*Extracted records:*
######

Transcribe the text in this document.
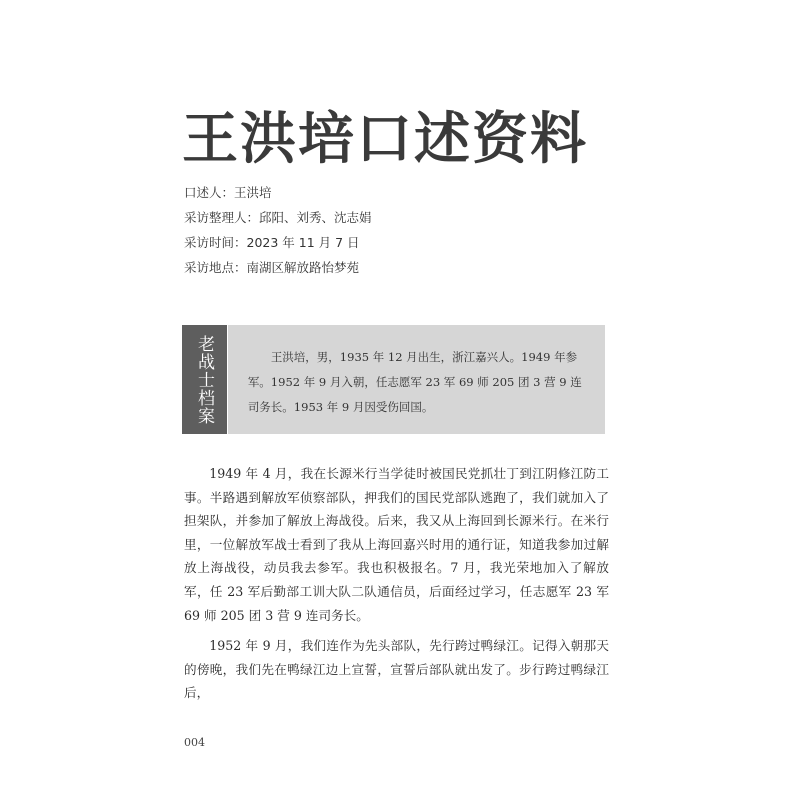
王洪培口述资料
口述人：王洪培
采访整理人：邱阳、刘秀、沈志娟
采访时间：2023 年 11 月 7 日
采访地点：南湖区解放路怡梦苑
老战士档案	王洪培，男，1935 年 12 月出生，浙江嘉兴人。1949 年参军。1952 年 9 月入朝，任志愿军 23 军 69 师 205 团 3 营 9 连司务长。1953 年 9 月因受伤回国。

1949 年 4 月，我在长源米行当学徒时被国民党抓壮丁到江阴修江防工事。半路遇到解放军侦察部队，押我们的国民党部队逃跑了，我们就加入了担架队，并参加了解放上海战役。后来，我又从上海回到长源米行。在米行里，一位解放军战士看到了我从上海回嘉兴时用的通行证，知道我参加过解放上海战役，动员我去参军。我也积极报名。7 月，我光荣地加入了解放军，任 23 军后勤部工训大队二队通信员，后面经过学习，任志愿军 23 军 69 师 205 团 3 营 9 连司务长。

1952 年 9 月，我们连作为先头部队，先行跨过鸭绿江。记得入朝那天的傍晚，我们先在鸭绿江边上宣誓，宣誓后部队就出发了。步行跨过鸭绿江后，

004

######

*Task statement:*
Reproduce the data verbatim. Do not carry any picture into the copy.

*Solution to the exercise:*
Transcribe the text in this document.
王洪培口述资料
口述人：王洪培
采访整理人：邱阳、刘秀、沈志娟
采访时间：2023 年 11 月 7 日
采访地点：南湖区解放路怡梦苑
老战士档案	王洪培，男，1935 年 12 月出生，浙江嘉兴人。1949 年参军。1952 年 9 月入朝，任志愿军 23 军 69 师 205 团 3 营 9 连司务长。1953 年 9 月因受伤回国。

1949 年 4 月，我在长源米行当学徒时被国民党抓壮丁到江阴修江防工事。半路遇到解放军侦察部队，押我们的国民党部队逃跑了，我们就加入了担架队，并参加了解放上海战役。后来，我又从上海回到长源米行。在米行里，一位解放军战士看到了我从上海回嘉兴时用的通行证，知道我参加过解放上海战役，动员我去参军。我也积极报名。7 月，我光荣地加入了解放军，任 23 军后勤部工训大队二队通信员，后面经过学习，任志愿军 23 军 69 师 205 团 3 营 9 连司务长。

1952 年 9 月，我们连作为先头部队，先行跨过鸭绿江。记得入朝那天的傍晚，我们先在鸭绿江边上宣誓，宣誓后部队就出发了。步行跨过鸭绿江后，

004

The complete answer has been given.